Extract each line bearing the word "image".

---------- Data listing ----------

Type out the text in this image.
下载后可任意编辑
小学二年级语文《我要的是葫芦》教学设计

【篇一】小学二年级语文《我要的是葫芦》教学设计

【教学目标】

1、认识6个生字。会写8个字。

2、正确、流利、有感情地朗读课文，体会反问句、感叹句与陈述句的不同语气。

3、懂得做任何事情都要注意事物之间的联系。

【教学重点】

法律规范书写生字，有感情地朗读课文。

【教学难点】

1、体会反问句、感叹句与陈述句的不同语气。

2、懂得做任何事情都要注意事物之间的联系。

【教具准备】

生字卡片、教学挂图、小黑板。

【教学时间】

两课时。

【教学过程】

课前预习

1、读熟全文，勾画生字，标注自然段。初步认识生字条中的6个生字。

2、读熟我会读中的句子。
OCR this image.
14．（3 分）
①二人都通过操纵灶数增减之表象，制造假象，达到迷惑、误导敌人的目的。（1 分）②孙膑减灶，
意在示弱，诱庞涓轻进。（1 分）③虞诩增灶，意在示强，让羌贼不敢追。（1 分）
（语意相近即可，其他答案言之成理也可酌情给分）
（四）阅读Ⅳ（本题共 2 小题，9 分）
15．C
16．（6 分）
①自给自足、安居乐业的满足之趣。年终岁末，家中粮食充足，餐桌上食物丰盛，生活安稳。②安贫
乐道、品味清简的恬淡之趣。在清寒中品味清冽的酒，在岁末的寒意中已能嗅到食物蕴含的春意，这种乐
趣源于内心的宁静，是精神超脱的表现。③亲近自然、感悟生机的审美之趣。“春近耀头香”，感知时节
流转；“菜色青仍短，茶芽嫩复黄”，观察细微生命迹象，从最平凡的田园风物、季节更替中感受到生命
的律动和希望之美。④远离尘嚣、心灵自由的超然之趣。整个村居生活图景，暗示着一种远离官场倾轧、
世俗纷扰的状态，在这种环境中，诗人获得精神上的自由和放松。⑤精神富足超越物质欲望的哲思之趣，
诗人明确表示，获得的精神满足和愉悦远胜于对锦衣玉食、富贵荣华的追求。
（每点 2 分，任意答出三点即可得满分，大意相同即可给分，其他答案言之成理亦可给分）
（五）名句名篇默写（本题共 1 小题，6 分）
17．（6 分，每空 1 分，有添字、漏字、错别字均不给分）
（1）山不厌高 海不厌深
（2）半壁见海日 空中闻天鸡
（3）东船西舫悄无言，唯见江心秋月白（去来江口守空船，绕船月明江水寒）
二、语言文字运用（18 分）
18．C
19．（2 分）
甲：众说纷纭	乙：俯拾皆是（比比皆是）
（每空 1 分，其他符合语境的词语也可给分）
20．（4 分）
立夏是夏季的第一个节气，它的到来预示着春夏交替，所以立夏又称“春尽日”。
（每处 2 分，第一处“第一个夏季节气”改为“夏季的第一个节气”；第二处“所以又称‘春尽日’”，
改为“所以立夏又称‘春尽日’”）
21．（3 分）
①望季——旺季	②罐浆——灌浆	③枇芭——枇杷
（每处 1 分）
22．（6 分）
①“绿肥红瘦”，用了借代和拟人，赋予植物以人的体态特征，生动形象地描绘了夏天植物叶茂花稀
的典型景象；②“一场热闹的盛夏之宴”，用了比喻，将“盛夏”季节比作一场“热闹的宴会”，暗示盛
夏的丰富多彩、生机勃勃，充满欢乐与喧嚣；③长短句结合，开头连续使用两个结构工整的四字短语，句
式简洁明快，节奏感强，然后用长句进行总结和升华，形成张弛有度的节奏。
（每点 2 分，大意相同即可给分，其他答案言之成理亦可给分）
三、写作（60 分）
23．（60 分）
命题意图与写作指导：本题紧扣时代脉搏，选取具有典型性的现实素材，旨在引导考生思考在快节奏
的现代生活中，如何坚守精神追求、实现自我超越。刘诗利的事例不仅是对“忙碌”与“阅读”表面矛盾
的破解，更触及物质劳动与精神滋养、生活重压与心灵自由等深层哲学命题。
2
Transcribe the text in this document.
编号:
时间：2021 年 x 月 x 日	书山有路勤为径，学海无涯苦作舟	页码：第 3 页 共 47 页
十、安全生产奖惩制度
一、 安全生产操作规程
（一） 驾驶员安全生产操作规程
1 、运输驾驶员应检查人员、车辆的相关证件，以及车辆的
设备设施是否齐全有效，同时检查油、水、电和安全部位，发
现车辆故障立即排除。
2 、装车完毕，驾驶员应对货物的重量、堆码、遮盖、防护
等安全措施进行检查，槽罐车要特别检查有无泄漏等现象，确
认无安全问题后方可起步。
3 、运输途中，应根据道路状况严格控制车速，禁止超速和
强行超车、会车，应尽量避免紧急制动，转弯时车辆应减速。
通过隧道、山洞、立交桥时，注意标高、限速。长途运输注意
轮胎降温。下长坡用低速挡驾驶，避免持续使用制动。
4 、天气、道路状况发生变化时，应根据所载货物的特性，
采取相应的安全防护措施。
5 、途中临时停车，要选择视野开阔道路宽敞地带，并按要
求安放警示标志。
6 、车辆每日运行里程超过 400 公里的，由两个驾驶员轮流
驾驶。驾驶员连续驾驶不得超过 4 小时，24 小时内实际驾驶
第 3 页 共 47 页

----------

§ **Exercise output**
Type out the text in this image.
OCR this image.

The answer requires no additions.